Give every line of the material again, exactly as written.

▼

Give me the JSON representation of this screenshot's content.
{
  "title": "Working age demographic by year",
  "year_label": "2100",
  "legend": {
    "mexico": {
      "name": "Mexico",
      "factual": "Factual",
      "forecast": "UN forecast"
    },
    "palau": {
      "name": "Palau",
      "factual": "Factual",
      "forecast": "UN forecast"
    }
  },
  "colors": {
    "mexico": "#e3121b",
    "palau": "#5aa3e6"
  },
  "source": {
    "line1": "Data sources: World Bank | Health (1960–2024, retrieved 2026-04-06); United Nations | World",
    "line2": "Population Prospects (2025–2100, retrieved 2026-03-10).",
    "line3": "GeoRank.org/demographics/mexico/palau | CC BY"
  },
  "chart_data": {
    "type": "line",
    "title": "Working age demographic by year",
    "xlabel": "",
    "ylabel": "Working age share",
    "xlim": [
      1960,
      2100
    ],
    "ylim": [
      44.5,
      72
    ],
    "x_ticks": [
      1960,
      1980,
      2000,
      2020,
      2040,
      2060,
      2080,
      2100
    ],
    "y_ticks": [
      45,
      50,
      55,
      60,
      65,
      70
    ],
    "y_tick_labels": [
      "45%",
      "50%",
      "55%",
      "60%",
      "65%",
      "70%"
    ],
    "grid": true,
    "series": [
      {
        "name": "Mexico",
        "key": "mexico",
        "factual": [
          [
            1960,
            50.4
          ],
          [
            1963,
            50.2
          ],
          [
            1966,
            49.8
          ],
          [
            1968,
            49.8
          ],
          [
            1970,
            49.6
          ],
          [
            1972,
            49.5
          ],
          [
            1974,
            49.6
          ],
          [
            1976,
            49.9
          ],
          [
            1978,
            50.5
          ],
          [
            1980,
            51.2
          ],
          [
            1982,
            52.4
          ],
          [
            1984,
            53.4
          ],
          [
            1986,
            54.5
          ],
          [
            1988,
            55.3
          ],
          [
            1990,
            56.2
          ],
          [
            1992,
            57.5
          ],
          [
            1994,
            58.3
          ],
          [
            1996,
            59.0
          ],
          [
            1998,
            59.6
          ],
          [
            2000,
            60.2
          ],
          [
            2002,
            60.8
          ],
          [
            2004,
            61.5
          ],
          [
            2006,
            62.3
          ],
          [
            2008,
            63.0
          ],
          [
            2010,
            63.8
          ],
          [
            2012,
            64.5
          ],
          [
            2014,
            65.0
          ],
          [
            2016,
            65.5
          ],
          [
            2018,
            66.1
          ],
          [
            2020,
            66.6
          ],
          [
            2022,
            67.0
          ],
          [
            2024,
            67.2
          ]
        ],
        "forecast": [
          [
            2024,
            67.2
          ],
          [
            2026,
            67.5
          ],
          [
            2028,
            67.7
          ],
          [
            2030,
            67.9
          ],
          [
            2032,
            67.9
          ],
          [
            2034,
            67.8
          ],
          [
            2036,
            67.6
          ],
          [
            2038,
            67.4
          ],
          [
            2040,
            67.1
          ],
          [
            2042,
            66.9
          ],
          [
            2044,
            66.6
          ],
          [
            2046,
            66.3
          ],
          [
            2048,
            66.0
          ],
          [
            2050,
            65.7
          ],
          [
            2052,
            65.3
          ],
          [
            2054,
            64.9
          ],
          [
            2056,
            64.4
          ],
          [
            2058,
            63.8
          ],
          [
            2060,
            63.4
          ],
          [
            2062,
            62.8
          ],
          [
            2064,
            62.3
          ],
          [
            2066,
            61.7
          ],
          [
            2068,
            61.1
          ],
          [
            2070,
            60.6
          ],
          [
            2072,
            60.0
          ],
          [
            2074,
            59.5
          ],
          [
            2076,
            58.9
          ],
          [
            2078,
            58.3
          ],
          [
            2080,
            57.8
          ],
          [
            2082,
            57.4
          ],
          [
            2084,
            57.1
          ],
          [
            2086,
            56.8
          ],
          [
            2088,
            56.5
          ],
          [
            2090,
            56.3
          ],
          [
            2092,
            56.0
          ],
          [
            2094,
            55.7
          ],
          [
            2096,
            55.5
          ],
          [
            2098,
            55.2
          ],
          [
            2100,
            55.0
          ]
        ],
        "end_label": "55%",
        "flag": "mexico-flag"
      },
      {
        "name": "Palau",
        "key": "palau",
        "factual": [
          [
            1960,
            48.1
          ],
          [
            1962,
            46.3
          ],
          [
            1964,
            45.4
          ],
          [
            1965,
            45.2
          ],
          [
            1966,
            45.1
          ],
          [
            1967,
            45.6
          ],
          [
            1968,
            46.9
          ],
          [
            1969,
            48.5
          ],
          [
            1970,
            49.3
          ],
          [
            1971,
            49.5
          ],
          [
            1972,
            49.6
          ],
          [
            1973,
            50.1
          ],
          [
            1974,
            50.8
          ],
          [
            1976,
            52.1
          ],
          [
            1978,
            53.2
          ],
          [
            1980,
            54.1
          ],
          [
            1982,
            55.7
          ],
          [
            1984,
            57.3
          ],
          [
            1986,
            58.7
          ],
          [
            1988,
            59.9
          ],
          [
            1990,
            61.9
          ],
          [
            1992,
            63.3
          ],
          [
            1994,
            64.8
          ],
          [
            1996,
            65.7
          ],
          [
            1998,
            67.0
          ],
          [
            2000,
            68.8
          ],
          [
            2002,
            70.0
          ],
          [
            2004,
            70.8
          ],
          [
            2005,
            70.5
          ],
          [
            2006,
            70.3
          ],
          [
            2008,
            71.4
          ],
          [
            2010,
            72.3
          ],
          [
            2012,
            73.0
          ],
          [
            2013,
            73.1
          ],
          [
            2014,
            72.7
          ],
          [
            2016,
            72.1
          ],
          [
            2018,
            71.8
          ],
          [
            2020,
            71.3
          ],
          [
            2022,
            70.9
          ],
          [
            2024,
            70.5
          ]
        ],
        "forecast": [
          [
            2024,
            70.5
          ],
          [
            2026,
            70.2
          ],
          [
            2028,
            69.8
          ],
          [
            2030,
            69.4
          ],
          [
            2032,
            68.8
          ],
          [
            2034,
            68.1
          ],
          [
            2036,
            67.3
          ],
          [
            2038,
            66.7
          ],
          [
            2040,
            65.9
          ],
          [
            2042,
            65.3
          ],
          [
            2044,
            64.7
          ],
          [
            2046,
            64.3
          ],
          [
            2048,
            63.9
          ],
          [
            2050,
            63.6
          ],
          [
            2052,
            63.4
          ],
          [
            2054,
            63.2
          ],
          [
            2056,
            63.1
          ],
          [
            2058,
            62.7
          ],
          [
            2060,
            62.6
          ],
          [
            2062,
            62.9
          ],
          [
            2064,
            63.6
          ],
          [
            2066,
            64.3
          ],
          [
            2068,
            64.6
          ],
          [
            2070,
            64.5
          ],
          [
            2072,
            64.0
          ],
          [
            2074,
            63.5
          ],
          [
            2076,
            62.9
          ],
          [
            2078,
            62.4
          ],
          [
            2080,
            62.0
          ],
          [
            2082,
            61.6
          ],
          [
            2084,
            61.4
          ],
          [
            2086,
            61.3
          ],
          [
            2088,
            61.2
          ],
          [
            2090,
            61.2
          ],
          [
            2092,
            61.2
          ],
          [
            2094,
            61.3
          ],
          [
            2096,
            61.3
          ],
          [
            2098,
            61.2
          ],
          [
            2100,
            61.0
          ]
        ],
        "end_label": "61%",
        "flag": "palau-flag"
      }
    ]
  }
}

▲

**RESPONSE**
Give me the JSON representation of this screenshot's content.
{
  "title": "Working age demographic by year",
  "year_label": "2100",
  "legend": {
    "mexico": {
      "name": "Mexico",
      "factual": "Factual",
      "forecast": "UN forecast"
    },
    "palau": {
      "name": "Palau",
      "factual": "Factual",
      "forecast": "UN forecast"
    }
  },
  "colors": {
    "mexico": "#e3121b",
    "palau": "#5aa3e6"
  },
  "source": {
    "line1": "Data sources: World Bank | Health (1960–2024, retrieved 2026-04-06); United Nations | World",
    "line2": "Population Prospects (2025–2100, retrieved 2026-03-10).",
    "line3": "GeoRank.org/demographics/mexico/palau | CC BY"
  },
  "chart_data": {
    "type": "line",
    "title": "Working age demographic by year",
    "xlabel": "",
    "ylabel": "Working age share",
    "xlim": [
      1960,
      2100
    ],
    "ylim": [
      44.5,
      72
    ],
    "x_ticks": [
      1960,
      1980,
      2000,
      2020,
      2040,
      2060,
      2080,
      2100
    ],
    "y_ticks": [
      45,
      50,
      55,
      60,
      65,
      70
    ],
    "y_tick_labels": [
      "45%",
      "50%",
      "55%",
      "60%",
      "65%",
      "70%"
    ],
    "grid": true,
    "series": [
      {
        "name": "Mexico",
        "key": "mexico",
        "factual": [
          [
            1960,
            50.4
          ],
          [
            1963,
            50.2
          ],
          [
            1966,
            49.8
          ],
          [
            1968,
            49.8
          ],
          [
            1970,
            49.6
          ],
          [
            1972,
            49.5
          ],
          [
            1974,
            49.6
          ],
          [
            1976,
            49.9
          ],
          [
            1978,
            50.5
          ],
          [
            1980,
            51.2
          ],
          [
            1982,
            52.4
          ],
          [
            1984,
            53.4
          ],
          [
            1986,
            54.5
          ],
          [
            1988,
            55.3
          ],
          [
            1990,
            56.2
          ],
          [
            1992,
            57.5
          ],
          [
            1994,
            58.3
          ],
          [
            1996,
            59.0
          ],
          [
            1998,
            59.6
          ],
          [
            2000,
            60.2
          ],
          [
            2002,
            60.8
          ],
          [
            2004,
            61.5
          ],
          [
            2006,
            62.3
          ],
          [
            2008,
            63.0
          ],
          [
            2010,
            63.8
          ],
          [
            2012,
            64.5
          ],
          [
            2014,
            65.0
          ],
          [
            2016,
            65.5
          ],
          [
            2018,
            66.1
          ],
          [
            2020,
            66.6
          ],
          [
            2022,
            67.0
          ],
          [
            2024,
            67.2
          ]
        ],
        "forecast": [
          [
            2024,
            67.2
          ],
          [
            2026,
            67.5
          ],
          [
            2028,
            67.7
          ],
          [
            2030,
            67.9
          ],
          [
            2032,
            67.9
          ],
          [
            2034,
            67.8
          ],
          [
            2036,
            67.6
          ],
          [
            2038,
            67.4
          ],
          [
            2040,
            67.1
          ],
          [
            2042,
            66.9
          ],
          [
            2044,
            66.6
          ],
          [
            2046,
            66.3
          ],
          [
            2048,
            66.0
          ],
          [
            2050,
            65.7
          ],
          [
            2052,
            65.3
          ],
          [
            2054,
            64.9
          ],
          [
            2056,
            64.4
          ],
          [
            2058,
            63.8
          ],
          [
            2060,
            63.4
          ],
          [
            2062,
            62.8
          ],
          [
            2064,
            62.3
          ],
          [
            2066,
            61.7
          ],
          [
            2068,
            61.1
          ],
          [
            2070,
            60.6
          ],
          [
            2072,
            60.0
          ],
          [
            2074,
            59.5
          ],
          [
            2076,
            58.9
          ],
          [
            2078,
            58.3
          ],
          [
            2080,
            57.8
          ],
          [
            2082,
            57.4
          ],
          [
            2084,
            57.1
          ],
          [
            2086,
            56.8
          ],
          [
            2088,
            56.5
          ],
          [
            2090,
            56.3
          ],
          [
            2092,
            56.0
          ],
          [
            2094,
            55.7
          ],
          [
            2096,
            55.5
          ],
          [
            2098,
            55.2
          ],
          [
            2100,
            55.0
          ]
        ],
        "end_label": "55%",
        "flag": "mexico-flag"
      },
      {
        "name": "Palau",
        "key": "palau",
        "factual": [
          [
            1960,
            48.1
          ],
          [
            1962,
            46.3
          ],
          [
            1964,
            45.4
          ],
          [
            1965,
            45.2
          ],
          [
            1966,
            45.1
          ],
          [
            1967,
            45.6
          ],
          [
            1968,
            46.9
          ],
          [
            1969,
            48.5
          ],
          [
            1970,
            49.3
          ],
          [
            1971,
            49.5
          ],
          [
            1972,
            49.6
          ],
          [
            1973,
            50.1
          ],
          [
            1974,
            50.8
          ],
          [
            1976,
            52.1
          ],
          [
            1978,
            53.2
          ],
          [
            1980,
            54.1
          ],
          [
            1982,
            55.7
          ],
          [
            1984,
            57.3
          ],
          [
            1986,
            58.7
          ],
          [
            1988,
            59.9
          ],
          [
            1990,
            61.9
          ],
          [
            1992,
            63.3
          ],
          [
            1994,
            64.8
          ],
          [
            1996,
            65.7
          ],
          [
            1998,
            67.0
          ],
          [
            2000,
            68.8
          ],
          [
            2002,
            70.0
          ],
          [
            2004,
            70.8
          ],
          [
            2005,
            70.5
          ],
          [
            2006,
            70.3
          ],
          [
            2008,
            71.4
          ],
          [
            2010,
            72.3
          ],
          [
            2012,
            73.0
          ],
          [
            2013,
            73.1
          ],
          [
            2014,
            72.7
          ],
          [
            2016,
            72.1
          ],
          [
            2018,
            71.8
          ],
          [
            2020,
            71.3
          ],
          [
            2022,
            70.9
          ],
          [
            2024,
            70.5
          ]
        ],
        "forecast": [
          [
            2024,
            70.5
          ],
          [
            2026,
            70.2
          ],
          [
            2028,
            69.8
          ],
          [
            2030,
            69.4
          ],
          [
            2032,
            68.8
          ],
          [
            2034,
            68.1
          ],
          [
            2036,
            67.3
          ],
          [
            2038,
            66.7
          ],
          [
            2040,
            65.9
          ],
          [
            2042,
            65.3
          ],
          [
            2044,
            64.7
          ],
          [
            2046,
            64.3
          ],
          [
            2048,
            63.9
          ],
          [
            2050,
            63.6
          ],
          [
            2052,
            63.4
          ],
          [
            2054,
            63.2
          ],
          [
            2056,
            63.1
          ],
          [
            2058,
            62.7
          ],
          [
            2060,
            62.6
          ],
          [
            2062,
            62.9
          ],
          [
            2064,
            63.6
          ],
          [
            2066,
            64.3
          ],
          [
            2068,
            64.6
          ],
          [
            2070,
            64.5
          ],
          [
            2072,
            64.0
          ],
          [
            2074,
            63.5
          ],
          [
            2076,
            62.9
          ],
          [
            2078,
            62.4
          ],
          [
            2080,
            62.0
          ],
          [
            2082,
            61.6
          ],
          [
            2084,
            61.4
          ],
          [
            2086,
            61.3
          ],
          [
            2088,
            61.2
          ],
          [
            2090,
            61.2
          ],
          [
            2092,
            61.2
          ],
          [
            2094,
            61.3
          ],
          [
            2096,
            61.3
          ],
          [
            2098,
            61.2
          ],
          [
            2100,
            61.0
          ]
        ],
        "end_label": "61%",
        "flag": "palau-flag"
      }
    ]
  }
}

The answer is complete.